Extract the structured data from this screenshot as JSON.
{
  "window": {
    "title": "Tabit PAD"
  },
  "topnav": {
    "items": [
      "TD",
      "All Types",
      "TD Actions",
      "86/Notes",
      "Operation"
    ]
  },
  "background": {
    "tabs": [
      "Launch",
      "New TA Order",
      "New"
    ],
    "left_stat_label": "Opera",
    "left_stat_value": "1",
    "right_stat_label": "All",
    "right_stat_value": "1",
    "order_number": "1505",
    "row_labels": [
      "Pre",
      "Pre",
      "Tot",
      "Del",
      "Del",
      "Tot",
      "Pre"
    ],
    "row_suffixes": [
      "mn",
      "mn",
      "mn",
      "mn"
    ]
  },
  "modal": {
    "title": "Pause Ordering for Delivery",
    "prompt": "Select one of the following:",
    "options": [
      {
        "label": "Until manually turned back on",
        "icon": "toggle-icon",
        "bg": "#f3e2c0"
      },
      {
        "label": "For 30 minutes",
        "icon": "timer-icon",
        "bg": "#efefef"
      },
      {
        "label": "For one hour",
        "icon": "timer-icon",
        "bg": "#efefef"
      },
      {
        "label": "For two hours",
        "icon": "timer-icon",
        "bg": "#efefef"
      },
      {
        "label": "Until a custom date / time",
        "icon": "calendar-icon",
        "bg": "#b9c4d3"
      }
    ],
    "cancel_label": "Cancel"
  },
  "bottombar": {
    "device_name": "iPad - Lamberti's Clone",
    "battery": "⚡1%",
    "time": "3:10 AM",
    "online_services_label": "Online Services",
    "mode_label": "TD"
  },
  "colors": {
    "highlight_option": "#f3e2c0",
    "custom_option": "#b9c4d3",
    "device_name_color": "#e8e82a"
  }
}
────────
All records above must be set down exactly, please.

Extract the structured data from this screenshot as JSON.
{
  "window": {
    "title": "Tabit PAD"
  },
  "topnav": {
    "items": [
      "TD",
      "All Types",
      "TD Actions",
      "86/Notes",
      "Operation"
    ]
  },
  "background": {
    "tabs": [
      "Launch",
      "New TA Order",
      "New"
    ],
    "left_stat_label": "Opera",
    "left_stat_value": "1",
    "right_stat_label": "All",
    "right_stat_value": "1",
    "order_number": "1505",
    "row_labels": [
      "Pre",
      "Pre",
      "Tot",
      "Del",
      "Del",
      "Tot",
      "Pre"
    ],
    "row_suffixes": [
      "mn",
      "mn",
      "mn",
      "mn"
    ]
  },
  "modal": {
    "title": "Pause Ordering for Delivery",
    "prompt": "Select one of the following:",
    "options": [
      {
        "label": "Until manually turned back on",
        "icon": "toggle-icon",
        "bg": "#f3e2c0"
      },
      {
        "label": "For 30 minutes",
        "icon": "timer-icon",
        "bg": "#efefef"
      },
      {
        "label": "For one hour",
        "icon": "timer-icon",
        "bg": "#efefef"
      },
      {
        "label": "For two hours",
        "icon": "timer-icon",
        "bg": "#efefef"
      },
      {
        "label": "Until a custom date / time",
        "icon": "calendar-icon",
        "bg": "#b9c4d3"
      }
    ],
    "cancel_label": "Cancel"
  },
  "bottombar": {
    "device_name": "iPad - Lamberti's Clone",
    "battery": "⚡1%",
    "time": "3:10 AM",
    "online_services_label": "Online Services",
    "mode_label": "TD"
  },
  "colors": {
    "highlight_option": "#f3e2c0",
    "custom_option": "#b9c4d3",
    "device_name_color": "#e8e82a"
  }
}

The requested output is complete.